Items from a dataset
....................

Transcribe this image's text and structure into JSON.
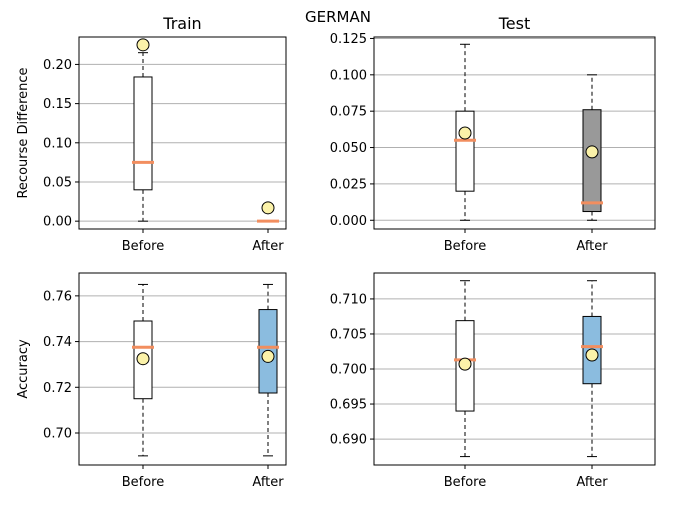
{
  "suptitle": "GERMAN",
  "colors": {
    "median": "#f28e5f",
    "mean_fill": "#fbf2a9",
    "grid": "#b0b0b0",
    "box_white": "#ffffff",
    "box_gray": "#999999",
    "box_blue": "#8bbcdf"
  },
  "chart_data": [
    {
      "type": "box",
      "panel": "top-left",
      "title": "Train",
      "ylabel": "Recourse Difference",
      "categories": [
        "Before",
        "After"
      ],
      "ylim": [
        -0.01,
        0.235
      ],
      "yticks": [
        0.0,
        0.05,
        0.1,
        0.15,
        0.2
      ],
      "ytick_labels": [
        "0.00",
        "0.05",
        "0.10",
        "0.15",
        "0.20"
      ],
      "grid": true,
      "boxes": [
        {
          "category": "Before",
          "whisker_low": 0.0,
          "q1": 0.04,
          "median": 0.075,
          "q3": 0.184,
          "whisker_high": 0.215,
          "mean": 0.225,
          "fill": "box_white"
        },
        {
          "category": "After",
          "whisker_low": 0.0,
          "q1": 0.0,
          "median": 0.0,
          "q3": 0.0,
          "whisker_high": 0.0,
          "mean": 0.017,
          "fill": "box_white"
        }
      ]
    },
    {
      "type": "box",
      "panel": "top-right",
      "title": "Test",
      "ylabel": "",
      "categories": [
        "Before",
        "After"
      ],
      "ylim": [
        -0.006,
        0.126
      ],
      "yticks": [
        0.0,
        0.025,
        0.05,
        0.075,
        0.1,
        0.125
      ],
      "ytick_labels": [
        "0.000",
        "0.025",
        "0.050",
        "0.075",
        "0.100",
        "0.125"
      ],
      "grid": true,
      "boxes": [
        {
          "category": "Before",
          "whisker_low": 0.0,
          "q1": 0.02,
          "median": 0.055,
          "q3": 0.075,
          "whisker_high": 0.121,
          "mean": 0.06,
          "fill": "box_white"
        },
        {
          "category": "After",
          "whisker_low": 0.0,
          "q1": 0.006,
          "median": 0.012,
          "q3": 0.076,
          "whisker_high": 0.1,
          "mean": 0.047,
          "fill": "box_gray"
        }
      ]
    },
    {
      "type": "box",
      "panel": "bottom-left",
      "title": "",
      "ylabel": "Accuracy",
      "categories": [
        "Before",
        "After"
      ],
      "ylim": [
        0.686,
        0.77
      ],
      "yticks": [
        0.7,
        0.72,
        0.74,
        0.76
      ],
      "ytick_labels": [
        "0.70",
        "0.72",
        "0.74",
        "0.76"
      ],
      "grid": true,
      "boxes": [
        {
          "category": "Before",
          "whisker_low": 0.69,
          "q1": 0.715,
          "median": 0.7375,
          "q3": 0.749,
          "whisker_high": 0.765,
          "mean": 0.7325,
          "fill": "box_white"
        },
        {
          "category": "After",
          "whisker_low": 0.69,
          "q1": 0.7175,
          "median": 0.7375,
          "q3": 0.754,
          "whisker_high": 0.765,
          "mean": 0.7335,
          "fill": "box_blue"
        }
      ]
    },
    {
      "type": "box",
      "panel": "bottom-right",
      "title": "",
      "ylabel": "",
      "categories": [
        "Before",
        "After"
      ],
      "ylim": [
        0.6863,
        0.7137
      ],
      "yticks": [
        0.69,
        0.695,
        0.7,
        0.705,
        0.71
      ],
      "ytick_labels": [
        "0.690",
        "0.695",
        "0.700",
        "0.705",
        "0.710"
      ],
      "grid": true,
      "boxes": [
        {
          "category": "Before",
          "whisker_low": 0.6875,
          "q1": 0.694,
          "median": 0.7013,
          "q3": 0.7069,
          "whisker_high": 0.7126,
          "mean": 0.7007,
          "fill": "box_white"
        },
        {
          "category": "After",
          "whisker_low": 0.6875,
          "q1": 0.6979,
          "median": 0.7032,
          "q3": 0.7075,
          "whisker_high": 0.7126,
          "mean": 0.702,
          "fill": "box_blue"
        }
      ]
    }
  ]
}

....................

# Your instructions
Return to the listing above and set it down exactly, leaving out its pictures.

# Written response
Transcribe this image's text and structure into JSON.
{
  "suptitle": "GERMAN",
  "colors": {
    "median": "#f28e5f",
    "mean_fill": "#fbf2a9",
    "grid": "#b0b0b0",
    "box_white": "#ffffff",
    "box_gray": "#999999",
    "box_blue": "#8bbcdf"
  },
  "chart_data": [
    {
      "type": "box",
      "panel": "top-left",
      "title": "Train",
      "ylabel": "Recourse Difference",
      "categories": [
        "Before",
        "After"
      ],
      "ylim": [
        -0.01,
        0.235
      ],
      "yticks": [
        0.0,
        0.05,
        0.1,
        0.15,
        0.2
      ],
      "ytick_labels": [
        "0.00",
        "0.05",
        "0.10",
        "0.15",
        "0.20"
      ],
      "grid": true,
      "boxes": [
        {
          "category": "Before",
          "whisker_low": 0.0,
          "q1": 0.04,
          "median": 0.075,
          "q3": 0.184,
          "whisker_high": 0.215,
          "mean": 0.225,
          "fill": "box_white"
        },
        {
          "category": "After",
          "whisker_low": 0.0,
          "q1": 0.0,
          "median": 0.0,
          "q3": 0.0,
          "whisker_high": 0.0,
          "mean": 0.017,
          "fill": "box_white"
        }
      ]
    },
    {
      "type": "box",
      "panel": "top-right",
      "title": "Test",
      "ylabel": "",
      "categories": [
        "Before",
        "After"
      ],
      "ylim": [
        -0.006,
        0.126
      ],
      "yticks": [
        0.0,
        0.025,
        0.05,
        0.075,
        0.1,
        0.125
      ],
      "ytick_labels": [
        "0.000",
        "0.025",
        "0.050",
        "0.075",
        "0.100",
        "0.125"
      ],
      "grid": true,
      "boxes": [
        {
          "category": "Before",
          "whisker_low": 0.0,
          "q1": 0.02,
          "median": 0.055,
          "q3": 0.075,
          "whisker_high": 0.121,
          "mean": 0.06,
          "fill": "box_white"
        },
        {
          "category": "After",
          "whisker_low": 0.0,
          "q1": 0.006,
          "median": 0.012,
          "q3": 0.076,
          "whisker_high": 0.1,
          "mean": 0.047,
          "fill": "box_gray"
        }
      ]
    },
    {
      "type": "box",
      "panel": "bottom-left",
      "title": "",
      "ylabel": "Accuracy",
      "categories": [
        "Before",
        "After"
      ],
      "ylim": [
        0.686,
        0.77
      ],
      "yticks": [
        0.7,
        0.72,
        0.74,
        0.76
      ],
      "ytick_labels": [
        "0.70",
        "0.72",
        "0.74",
        "0.76"
      ],
      "grid": true,
      "boxes": [
        {
          "category": "Before",
          "whisker_low": 0.69,
          "q1": 0.715,
          "median": 0.7375,
          "q3": 0.749,
          "whisker_high": 0.765,
          "mean": 0.7325,
          "fill": "box_white"
        },
        {
          "category": "After",
          "whisker_low": 0.69,
          "q1": 0.7175,
          "median": 0.7375,
          "q3": 0.754,
          "whisker_high": 0.765,
          "mean": 0.7335,
          "fill": "box_blue"
        }
      ]
    },
    {
      "type": "box",
      "panel": "bottom-right",
      "title": "",
      "ylabel": "",
      "categories": [
        "Before",
        "After"
      ],
      "ylim": [
        0.6863,
        0.7137
      ],
      "yticks": [
        0.69,
        0.695,
        0.7,
        0.705,
        0.71
      ],
      "ytick_labels": [
        "0.690",
        "0.695",
        "0.700",
        "0.705",
        "0.710"
      ],
      "grid": true,
      "boxes": [
        {
          "category": "Before",
          "whisker_low": 0.6875,
          "q1": 0.694,
          "median": 0.7013,
          "q3": 0.7069,
          "whisker_high": 0.7126,
          "mean": 0.7007,
          "fill": "box_white"
        },
        {
          "category": "After",
          "whisker_low": 0.6875,
          "q1": 0.6979,
          "median": 0.7032,
          "q3": 0.7075,
          "whisker_high": 0.7126,
          "mean": 0.702,
          "fill": "box_blue"
        }
      ]
    }
  ]
}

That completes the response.